What to do
Pick out each line with the word "Ůllini" from the material that follows.

------------------------------

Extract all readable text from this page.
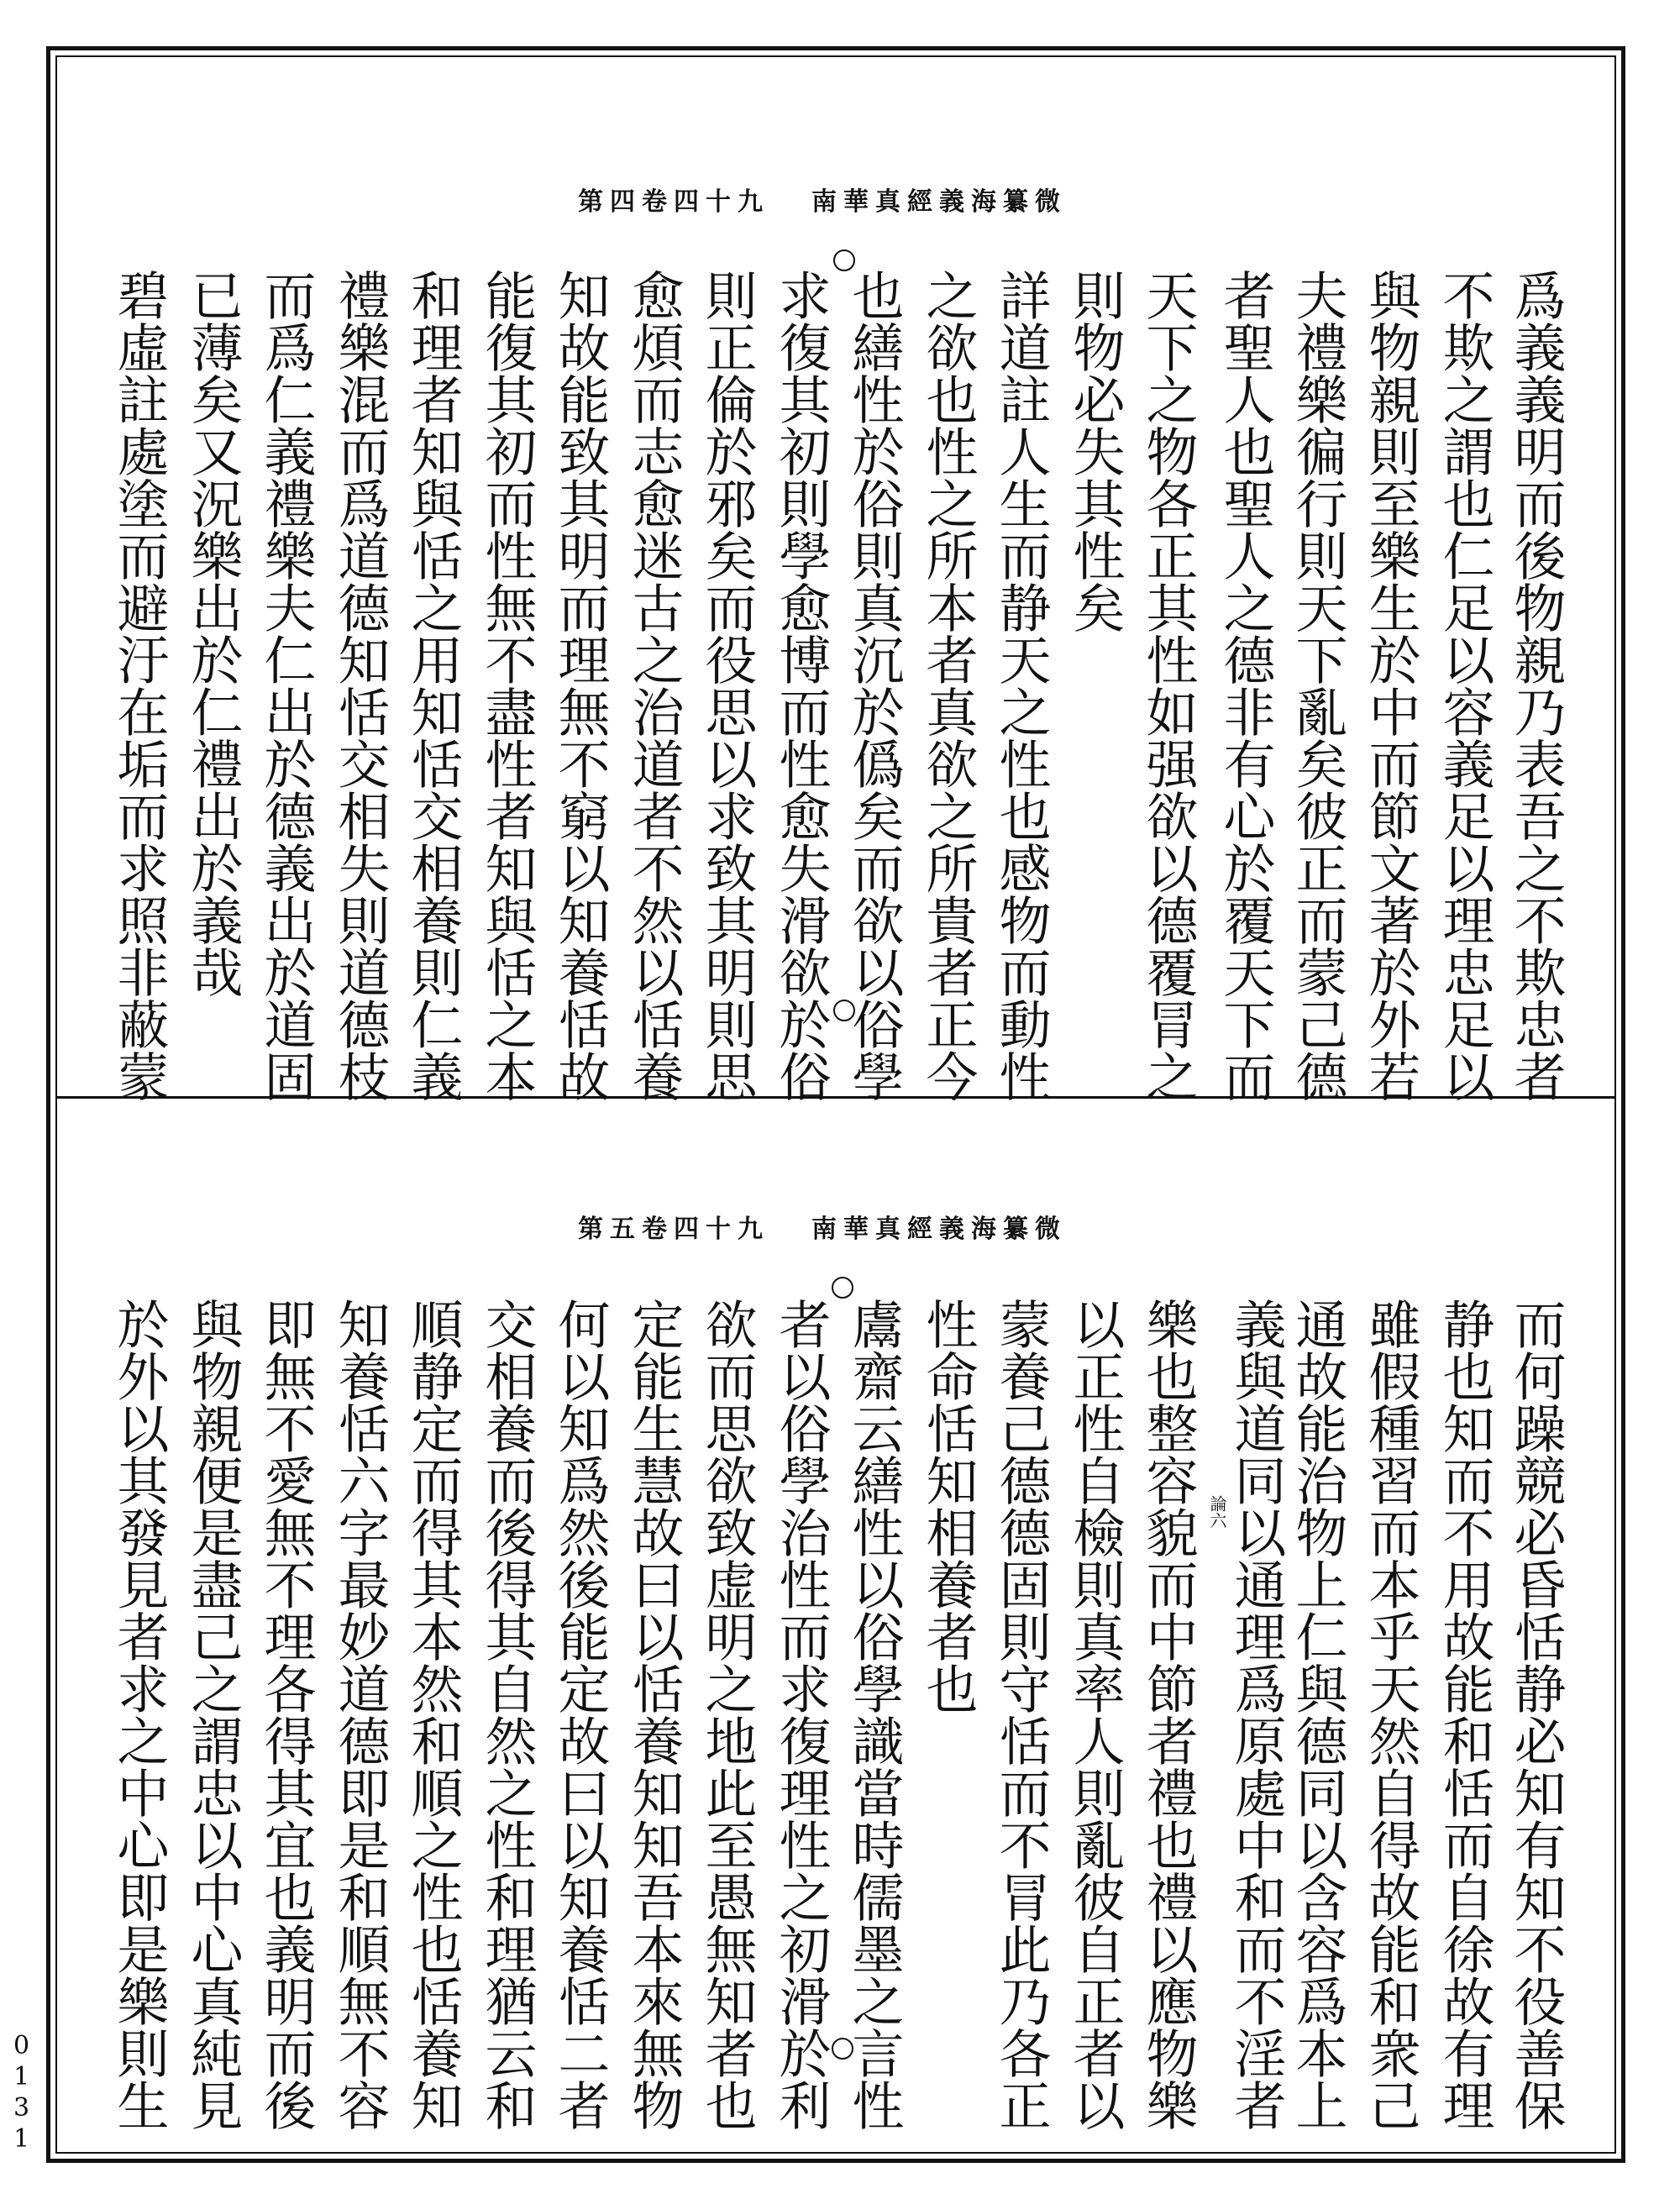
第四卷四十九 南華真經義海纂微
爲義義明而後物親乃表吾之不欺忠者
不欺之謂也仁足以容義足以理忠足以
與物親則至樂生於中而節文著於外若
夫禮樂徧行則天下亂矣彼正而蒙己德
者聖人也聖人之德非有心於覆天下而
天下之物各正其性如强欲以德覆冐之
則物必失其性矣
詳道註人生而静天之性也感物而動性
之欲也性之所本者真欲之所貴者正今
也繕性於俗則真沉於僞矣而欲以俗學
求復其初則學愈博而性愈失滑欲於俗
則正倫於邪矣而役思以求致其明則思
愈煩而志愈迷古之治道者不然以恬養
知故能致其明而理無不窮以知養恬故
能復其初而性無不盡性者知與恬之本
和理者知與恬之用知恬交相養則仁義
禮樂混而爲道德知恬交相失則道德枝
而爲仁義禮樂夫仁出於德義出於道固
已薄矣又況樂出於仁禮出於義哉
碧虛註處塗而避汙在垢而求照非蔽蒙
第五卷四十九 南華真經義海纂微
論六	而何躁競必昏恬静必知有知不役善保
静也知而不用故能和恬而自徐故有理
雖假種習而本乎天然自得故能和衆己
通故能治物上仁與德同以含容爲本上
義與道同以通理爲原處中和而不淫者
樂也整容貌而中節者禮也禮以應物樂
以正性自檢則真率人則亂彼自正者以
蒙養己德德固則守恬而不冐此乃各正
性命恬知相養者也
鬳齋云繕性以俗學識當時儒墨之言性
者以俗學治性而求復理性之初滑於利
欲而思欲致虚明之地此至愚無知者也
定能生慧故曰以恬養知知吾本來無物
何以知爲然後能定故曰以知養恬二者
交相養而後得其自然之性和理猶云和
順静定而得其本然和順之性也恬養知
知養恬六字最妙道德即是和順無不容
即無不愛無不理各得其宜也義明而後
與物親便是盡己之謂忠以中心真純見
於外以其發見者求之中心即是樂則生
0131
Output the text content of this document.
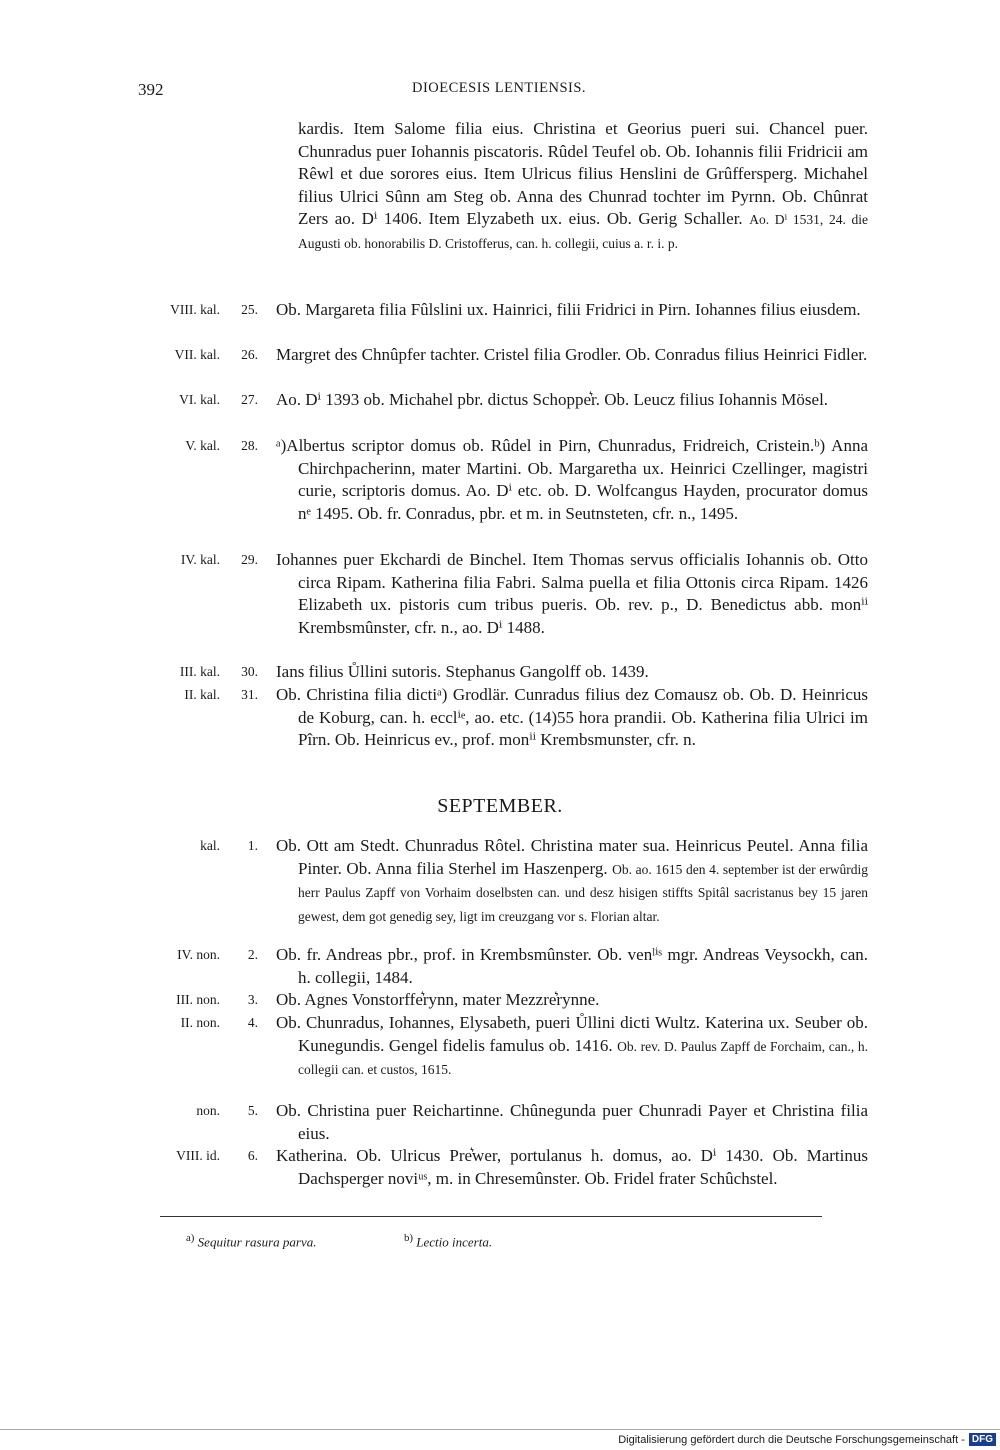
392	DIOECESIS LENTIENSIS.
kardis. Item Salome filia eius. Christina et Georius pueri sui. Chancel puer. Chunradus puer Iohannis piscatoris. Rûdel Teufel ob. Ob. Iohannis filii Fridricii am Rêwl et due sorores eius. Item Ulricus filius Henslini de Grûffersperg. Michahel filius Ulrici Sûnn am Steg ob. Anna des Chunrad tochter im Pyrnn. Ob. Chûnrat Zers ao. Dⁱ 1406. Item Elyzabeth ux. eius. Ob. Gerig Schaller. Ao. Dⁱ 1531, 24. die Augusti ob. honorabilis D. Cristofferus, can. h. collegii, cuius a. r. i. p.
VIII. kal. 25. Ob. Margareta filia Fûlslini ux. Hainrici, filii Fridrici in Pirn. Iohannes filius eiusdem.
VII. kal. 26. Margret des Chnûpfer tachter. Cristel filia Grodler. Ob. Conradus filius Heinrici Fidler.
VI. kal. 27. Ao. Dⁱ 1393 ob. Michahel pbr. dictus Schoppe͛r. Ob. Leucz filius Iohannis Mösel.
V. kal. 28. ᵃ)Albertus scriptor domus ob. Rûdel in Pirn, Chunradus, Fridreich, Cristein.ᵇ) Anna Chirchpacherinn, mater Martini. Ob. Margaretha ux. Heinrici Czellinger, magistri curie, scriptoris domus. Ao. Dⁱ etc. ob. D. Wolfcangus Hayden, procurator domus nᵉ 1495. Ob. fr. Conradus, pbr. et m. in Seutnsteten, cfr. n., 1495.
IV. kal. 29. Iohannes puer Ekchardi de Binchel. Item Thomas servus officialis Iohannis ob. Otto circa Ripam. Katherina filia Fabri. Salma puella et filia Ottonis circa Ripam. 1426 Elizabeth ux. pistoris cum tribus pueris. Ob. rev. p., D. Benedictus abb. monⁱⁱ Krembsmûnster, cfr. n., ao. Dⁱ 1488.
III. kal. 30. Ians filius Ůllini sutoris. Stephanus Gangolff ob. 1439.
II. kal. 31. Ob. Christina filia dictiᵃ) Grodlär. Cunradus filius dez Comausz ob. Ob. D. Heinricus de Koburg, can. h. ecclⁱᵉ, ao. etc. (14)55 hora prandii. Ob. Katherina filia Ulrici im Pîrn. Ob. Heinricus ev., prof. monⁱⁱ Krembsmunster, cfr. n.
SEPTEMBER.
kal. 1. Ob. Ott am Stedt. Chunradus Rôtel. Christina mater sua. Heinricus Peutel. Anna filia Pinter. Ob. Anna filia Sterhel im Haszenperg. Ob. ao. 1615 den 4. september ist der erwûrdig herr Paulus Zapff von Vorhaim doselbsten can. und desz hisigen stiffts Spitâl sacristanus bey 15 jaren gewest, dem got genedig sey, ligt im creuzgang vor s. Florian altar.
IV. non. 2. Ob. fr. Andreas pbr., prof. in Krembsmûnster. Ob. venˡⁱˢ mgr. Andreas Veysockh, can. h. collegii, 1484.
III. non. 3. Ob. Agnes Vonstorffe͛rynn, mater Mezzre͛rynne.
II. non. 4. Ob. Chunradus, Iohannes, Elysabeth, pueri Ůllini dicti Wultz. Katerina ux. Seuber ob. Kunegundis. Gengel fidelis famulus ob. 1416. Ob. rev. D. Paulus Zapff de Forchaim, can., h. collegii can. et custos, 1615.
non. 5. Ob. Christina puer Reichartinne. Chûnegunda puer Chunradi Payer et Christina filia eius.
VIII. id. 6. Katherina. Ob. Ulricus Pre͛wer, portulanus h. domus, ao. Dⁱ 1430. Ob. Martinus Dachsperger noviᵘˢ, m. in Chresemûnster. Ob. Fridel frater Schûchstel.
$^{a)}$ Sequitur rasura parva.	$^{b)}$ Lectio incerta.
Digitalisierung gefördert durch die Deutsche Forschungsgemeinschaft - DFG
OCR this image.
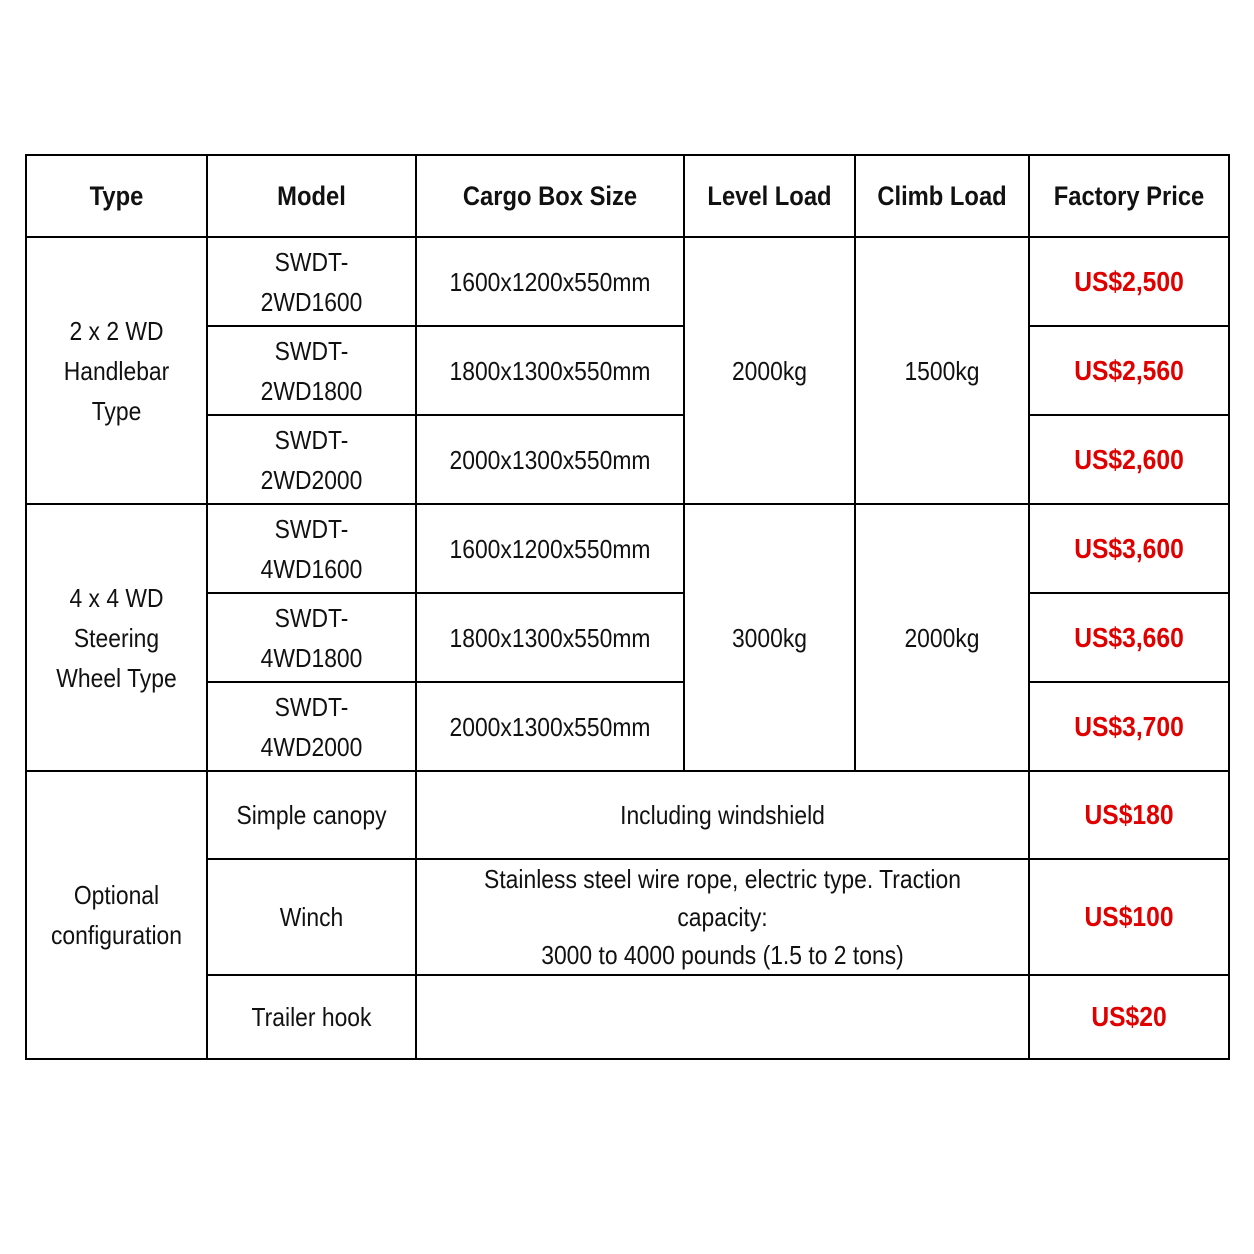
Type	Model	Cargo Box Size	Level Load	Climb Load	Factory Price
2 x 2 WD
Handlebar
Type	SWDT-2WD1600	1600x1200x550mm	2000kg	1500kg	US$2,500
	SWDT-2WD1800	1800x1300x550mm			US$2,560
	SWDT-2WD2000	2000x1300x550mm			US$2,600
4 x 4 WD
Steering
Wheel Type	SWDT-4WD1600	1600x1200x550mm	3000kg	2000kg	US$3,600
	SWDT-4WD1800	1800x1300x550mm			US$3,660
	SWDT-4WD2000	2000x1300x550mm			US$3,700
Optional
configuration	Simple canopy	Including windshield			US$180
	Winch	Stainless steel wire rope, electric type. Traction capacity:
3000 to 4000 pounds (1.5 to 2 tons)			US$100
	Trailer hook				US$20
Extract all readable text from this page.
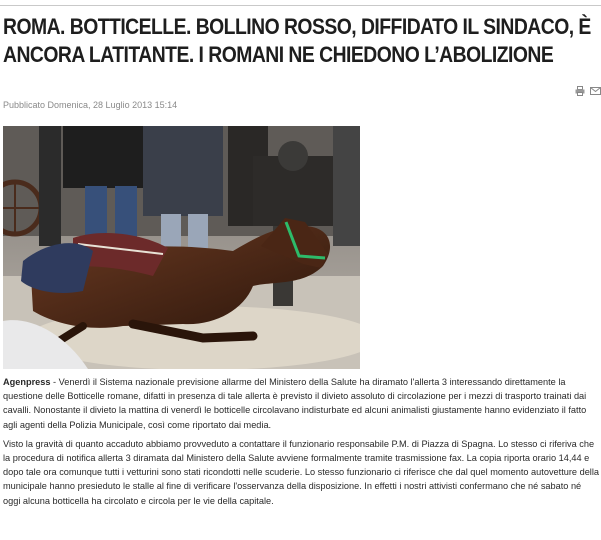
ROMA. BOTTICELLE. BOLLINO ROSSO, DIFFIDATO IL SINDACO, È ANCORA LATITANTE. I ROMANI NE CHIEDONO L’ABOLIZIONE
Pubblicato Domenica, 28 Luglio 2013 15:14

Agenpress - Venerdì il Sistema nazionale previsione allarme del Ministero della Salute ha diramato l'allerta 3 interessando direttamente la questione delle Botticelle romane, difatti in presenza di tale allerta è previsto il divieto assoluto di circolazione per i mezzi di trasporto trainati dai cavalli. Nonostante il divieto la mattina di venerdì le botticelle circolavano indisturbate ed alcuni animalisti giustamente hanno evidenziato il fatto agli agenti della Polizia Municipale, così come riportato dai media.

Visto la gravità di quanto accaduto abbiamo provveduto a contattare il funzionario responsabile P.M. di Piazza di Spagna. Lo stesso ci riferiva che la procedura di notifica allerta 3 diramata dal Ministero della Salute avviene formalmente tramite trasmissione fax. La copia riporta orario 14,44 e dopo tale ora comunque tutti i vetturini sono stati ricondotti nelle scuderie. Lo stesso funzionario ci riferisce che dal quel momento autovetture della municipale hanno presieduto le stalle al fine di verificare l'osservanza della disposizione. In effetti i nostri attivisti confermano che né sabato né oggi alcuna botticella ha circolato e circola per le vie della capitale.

------------------------------

Answer for this exercise
III. kal. 30. Ians filius Ůllini sutoris. Stephanus Gangolff ob. 1439.
II. non. 4. Ob. Chunradus, Iohannes, Elysabeth, pueri Ůllini dicti Wultz. Katerina ux. Seuber ob. Kunegundis. Gengel fidelis famulus ob. 1416. Ob. rev. D. Paulus Zapff de Forchaim, can., h. collegii can. et custos, 1615.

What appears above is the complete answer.